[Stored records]
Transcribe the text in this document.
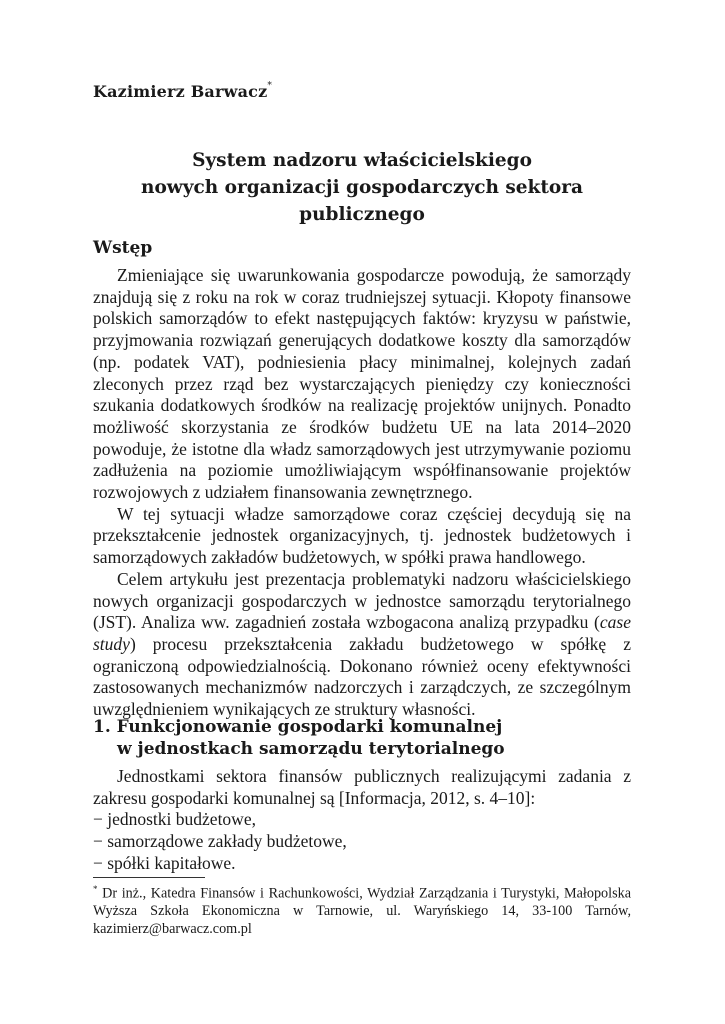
Kazimierz Barwacz*
System nadzoru właścicielskiego
nowych organizacji gospodarczych sektora publicznego
Wstęp

Zmieniające się uwarunkowania gospodarcze powodują, że samorządy znajdują się z roku na rok w coraz trudniejszej sytuacji. Kłopoty finansowe polskich samorządów to efekt następujących faktów: kryzysu w państwie, przyjmowania rozwiązań generujących dodatkowe koszty dla samorządów (np. podatek VAT), podniesienia płacy minimalnej, kolejnych zadań zleconych przez rząd bez wystarczających pieniędzy czy konieczności szukania dodatkowych środków na realizację projektów unijnych. Ponadto możliwość skorzystania ze środków budżetu UE na lata 2014–2020 powoduje, że istotne dla władz samorządowych jest utrzymywanie poziomu zadłużenia na poziomie umożliwiającym współfinansowanie projektów rozwojowych z udziałem finansowania zewnętrznego.

W tej sytuacji władze samorządowe coraz częściej decydują się na przekształcenie jednostek organizacyjnych, tj. jednostek budżetowych i samorządowych zakładów budżetowych, w spółki prawa handlowego.

Celem artykułu jest prezentacja problematyki nadzoru właścicielskiego nowych organizacji gospodarczych w jednostce samorządu terytorialnego (JST). Analiza ww. zagadnień została wzbogacona analizą przypadku (case study) procesu przekształcenia zakładu budżetowego w spółkę z ograniczoną odpowiedzialnością. Dokonano również oceny efektywności zastosowanych mechanizmów nadzorczych i zarządczych, ze szczególnym uwzględnieniem wynikających ze struktury własności.

1. Funkcjonowanie gospodarki komunalnej
w jednostkach samorządu terytorialnego

Jednostkami sektora finansów publicznych realizującymi zadania z zakresu gospodarki komunalnej są [Informacja, 2012, s. 4–10]:

− jednostki budżetowe,
− samorządowe zakłady budżetowe,
− spółki kapitałowe.
* Dr inż., Katedra Finansów i Rachunkowości, Wydział Zarządzania i Turystyki, Małopolska Wyższa Szkoła Ekonomiczna w Tarnowie, ul. Waryńskiego 14, 33-100 Tarnów, kazimierz@barwacz.com.pl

Exercise details: Working from the lines above, reproduce the material exactly and exclude its pictures.

In response:
Transcribe the text in this document.
Kazimierz Barwacz*
System nadzoru właścicielskiego
nowych organizacji gospodarczych sektora publicznego
Wstęp

Zmieniające się uwarunkowania gospodarcze powodują, że samorządy znajdują się z roku na rok w coraz trudniejszej sytuacji. Kłopoty finansowe polskich samorządów to efekt następujących faktów: kryzysu w państwie, przyjmowania rozwiązań generujących dodatkowe koszty dla samorządów (np. podatek VAT), podniesienia płacy minimalnej, kolejnych zadań zleconych przez rząd bez wystarczających pieniędzy czy konieczności szukania dodatkowych środków na realizację projektów unijnych. Ponadto możliwość skorzystania ze środków budżetu UE na lata 2014–2020 powoduje, że istotne dla władz samorządowych jest utrzymywanie poziomu zadłużenia na poziomie umożliwiającym współfinansowanie projektów rozwojowych z udziałem finansowania zewnętrznego.

W tej sytuacji władze samorządowe coraz częściej decydują się na przekształcenie jednostek organizacyjnych, tj. jednostek budżetowych i samorządowych zakładów budżetowych, w spółki prawa handlowego.

Celem artykułu jest prezentacja problematyki nadzoru właścicielskiego nowych organizacji gospodarczych w jednostce samorządu terytorialnego (JST). Analiza ww. zagadnień została wzbogacona analizą przypadku (case study) procesu przekształcenia zakładu budżetowego w spółkę z ograniczoną odpowiedzialnością. Dokonano również oceny efektywności zastosowanych mechanizmów nadzorczych i zarządczych, ze szczególnym uwzględnieniem wynikających ze struktury własności.

1. Funkcjonowanie gospodarki komunalnej
w jednostkach samorządu terytorialnego

Jednostkami sektora finansów publicznych realizującymi zadania z zakresu gospodarki komunalnej są [Informacja, 2012, s. 4–10]:

− jednostki budżetowe,
− samorządowe zakłady budżetowe,
− spółki kapitałowe.
* Dr inż., Katedra Finansów i Rachunkowości, Wydział Zarządzania i Turystyki, Małopolska Wyższa Szkoła Ekonomiczna w Tarnowie, ul. Waryńskiego 14, 33-100 Tarnów, kazimierz@barwacz.com.pl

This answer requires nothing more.